Set problem: In the copy, keep every record exact and leave out all images.
─── Supplied entries ───
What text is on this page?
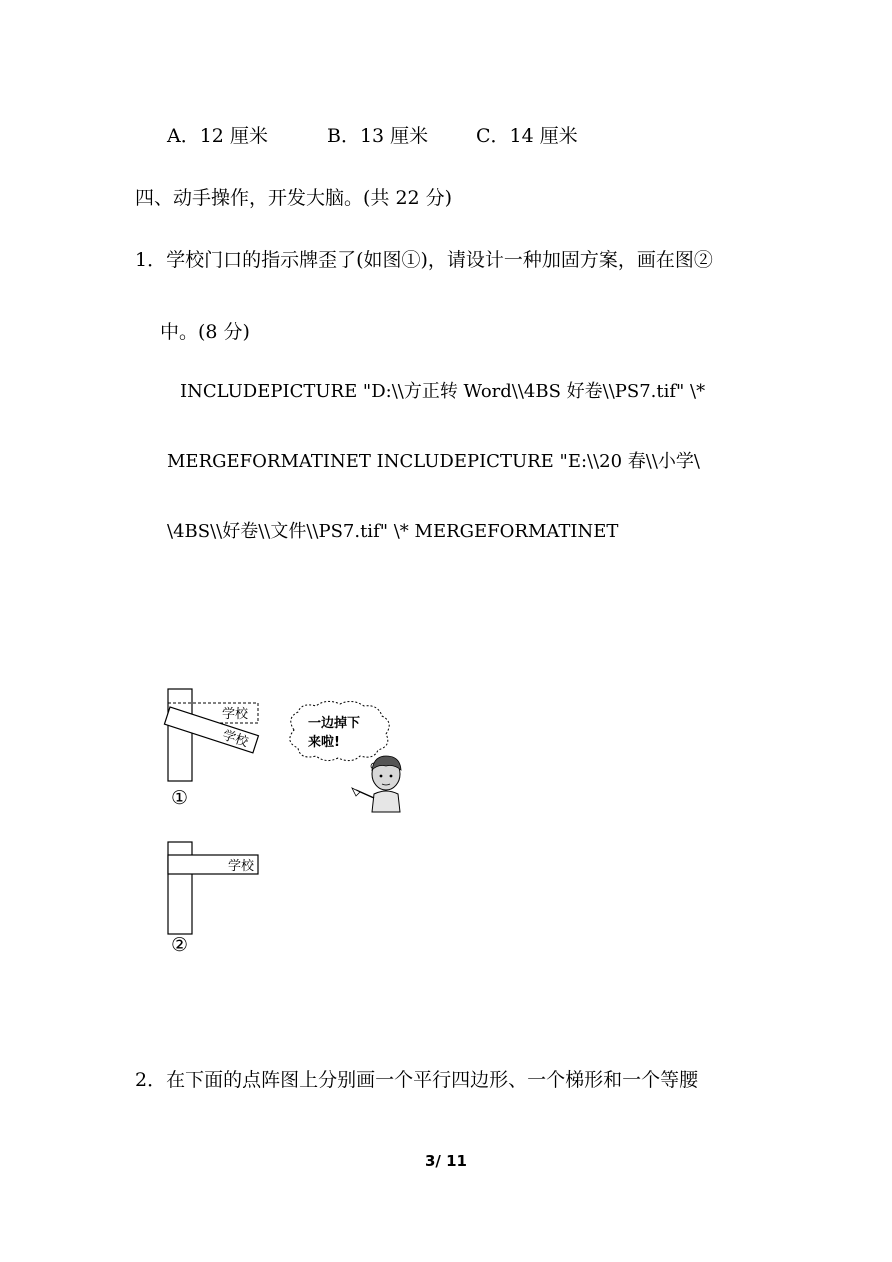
A．12 厘米	B．13 厘米	C．14 厘米
四、动手操作，开发大脑。(共 22 分)
1．学校门口的指示牌歪了(如图①)，请设计一种加固方案，画在图②
中。(8 分)
INCLUDEPICTURE "D:\\方正转 Word\\4BS 好卷\\PS7.tif" \*
MERGEFORMATINET INCLUDEPICTURE "E:\\20 春\\小学\
\4BS\\好卷\\文件\\PS7.tif" \* MERGEFORMATINET
学校
学校
①
一边掉下
来啦!
学校
②
2．在下面的点阵图上分别画一个平行四边形、一个梯形和一个等腰
3/ 11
───
Solution to the problem:
What text is on this page?
A．12 厘米	B．13 厘米	C．14 厘米
四、动手操作，开发大脑。(共 22 分)
1．学校门口的指示牌歪了(如图①)，请设计一种加固方案，画在图②
中。(8 分)
INCLUDEPICTURE "D:\\方正转 Word\\4BS 好卷\\PS7.tif" \*
MERGEFORMATINET INCLUDEPICTURE "E:\\20 春\\小学\
\4BS\\好卷\\文件\\PS7.tif" \* MERGEFORMATINET
学校
学校
①
一边掉下
来啦!
学校
②
2．在下面的点阵图上分别画一个平行四边形、一个梯形和一个等腰
3/ 11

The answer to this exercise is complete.